** start of Task input **

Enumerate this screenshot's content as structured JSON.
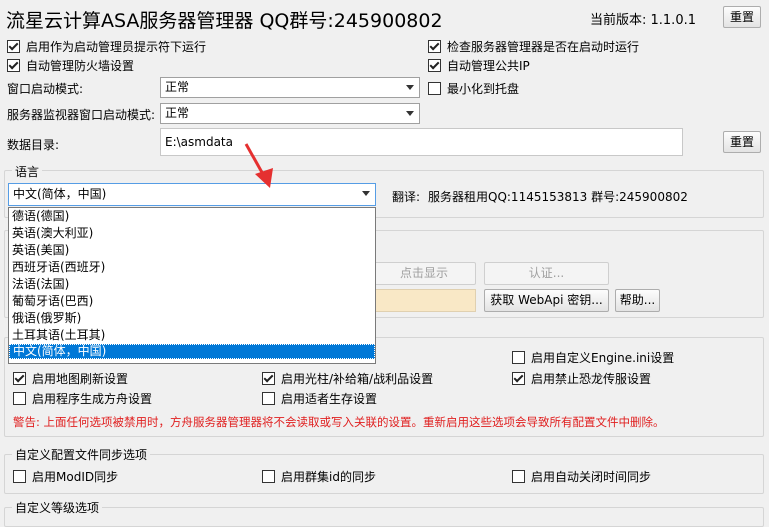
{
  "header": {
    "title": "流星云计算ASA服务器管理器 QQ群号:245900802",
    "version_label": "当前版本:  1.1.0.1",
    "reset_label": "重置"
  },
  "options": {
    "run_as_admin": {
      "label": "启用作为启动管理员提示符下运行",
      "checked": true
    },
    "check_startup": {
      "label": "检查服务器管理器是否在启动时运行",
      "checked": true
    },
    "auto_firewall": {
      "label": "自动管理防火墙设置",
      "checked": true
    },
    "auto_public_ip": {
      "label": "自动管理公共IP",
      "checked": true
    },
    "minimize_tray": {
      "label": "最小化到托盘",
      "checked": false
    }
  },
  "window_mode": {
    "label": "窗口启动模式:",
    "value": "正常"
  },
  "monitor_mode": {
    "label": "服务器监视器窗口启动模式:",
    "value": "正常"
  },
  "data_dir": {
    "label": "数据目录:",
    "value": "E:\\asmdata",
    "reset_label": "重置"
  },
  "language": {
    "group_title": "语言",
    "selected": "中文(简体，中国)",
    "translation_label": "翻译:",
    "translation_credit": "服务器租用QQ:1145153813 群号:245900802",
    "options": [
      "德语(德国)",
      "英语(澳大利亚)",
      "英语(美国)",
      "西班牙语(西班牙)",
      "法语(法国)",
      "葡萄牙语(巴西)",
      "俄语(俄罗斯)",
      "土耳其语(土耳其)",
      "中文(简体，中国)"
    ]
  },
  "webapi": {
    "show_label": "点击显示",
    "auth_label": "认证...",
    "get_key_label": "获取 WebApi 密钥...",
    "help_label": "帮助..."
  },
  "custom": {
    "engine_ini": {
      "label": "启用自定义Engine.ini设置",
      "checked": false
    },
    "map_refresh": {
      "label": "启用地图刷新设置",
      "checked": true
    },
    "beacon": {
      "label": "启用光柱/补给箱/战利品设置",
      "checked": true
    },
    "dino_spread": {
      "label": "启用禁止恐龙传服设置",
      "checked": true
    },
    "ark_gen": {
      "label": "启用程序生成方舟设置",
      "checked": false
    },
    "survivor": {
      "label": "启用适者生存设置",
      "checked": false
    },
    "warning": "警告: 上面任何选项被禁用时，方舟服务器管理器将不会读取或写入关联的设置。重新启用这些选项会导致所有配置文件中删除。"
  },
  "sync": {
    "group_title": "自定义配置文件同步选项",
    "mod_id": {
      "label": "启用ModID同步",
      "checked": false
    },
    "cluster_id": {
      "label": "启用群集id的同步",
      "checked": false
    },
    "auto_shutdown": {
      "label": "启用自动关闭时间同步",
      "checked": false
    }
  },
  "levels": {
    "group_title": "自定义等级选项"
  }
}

** end of Task input **

Reproduce every record above exactly, omitting the pictures.

Enumerate this screenshot's content as structured JSON.
{
  "header": {
    "title": "流星云计算ASA服务器管理器 QQ群号:245900802",
    "version_label": "当前版本:  1.1.0.1",
    "reset_label": "重置"
  },
  "options": {
    "run_as_admin": {
      "label": "启用作为启动管理员提示符下运行",
      "checked": true
    },
    "check_startup": {
      "label": "检查服务器管理器是否在启动时运行",
      "checked": true
    },
    "auto_firewall": {
      "label": "自动管理防火墙设置",
      "checked": true
    },
    "auto_public_ip": {
      "label": "自动管理公共IP",
      "checked": true
    },
    "minimize_tray": {
      "label": "最小化到托盘",
      "checked": false
    }
  },
  "window_mode": {
    "label": "窗口启动模式:",
    "value": "正常"
  },
  "monitor_mode": {
    "label": "服务器监视器窗口启动模式:",
    "value": "正常"
  },
  "data_dir": {
    "label": "数据目录:",
    "value": "E:\\asmdata",
    "reset_label": "重置"
  },
  "language": {
    "group_title": "语言",
    "selected": "中文(简体，中国)",
    "translation_label": "翻译:",
    "translation_credit": "服务器租用QQ:1145153813 群号:245900802",
    "options": [
      "德语(德国)",
      "英语(澳大利亚)",
      "英语(美国)",
      "西班牙语(西班牙)",
      "法语(法国)",
      "葡萄牙语(巴西)",
      "俄语(俄罗斯)",
      "土耳其语(土耳其)",
      "中文(简体，中国)"
    ]
  },
  "webapi": {
    "show_label": "点击显示",
    "auth_label": "认证...",
    "get_key_label": "获取 WebApi 密钥...",
    "help_label": "帮助..."
  },
  "custom": {
    "engine_ini": {
      "label": "启用自定义Engine.ini设置",
      "checked": false
    },
    "map_refresh": {
      "label": "启用地图刷新设置",
      "checked": true
    },
    "beacon": {
      "label": "启用光柱/补给箱/战利品设置",
      "checked": true
    },
    "dino_spread": {
      "label": "启用禁止恐龙传服设置",
      "checked": true
    },
    "ark_gen": {
      "label": "启用程序生成方舟设置",
      "checked": false
    },
    "survivor": {
      "label": "启用适者生存设置",
      "checked": false
    },
    "warning": "警告: 上面任何选项被禁用时，方舟服务器管理器将不会读取或写入关联的设置。重新启用这些选项会导致所有配置文件中删除。"
  },
  "sync": {
    "group_title": "自定义配置文件同步选项",
    "mod_id": {
      "label": "启用ModID同步",
      "checked": false
    },
    "cluster_id": {
      "label": "启用群集id的同步",
      "checked": false
    },
    "auto_shutdown": {
      "label": "启用自动关闭时间同步",
      "checked": false
    }
  },
  "levels": {
    "group_title": "自定义等级选项"
  }
}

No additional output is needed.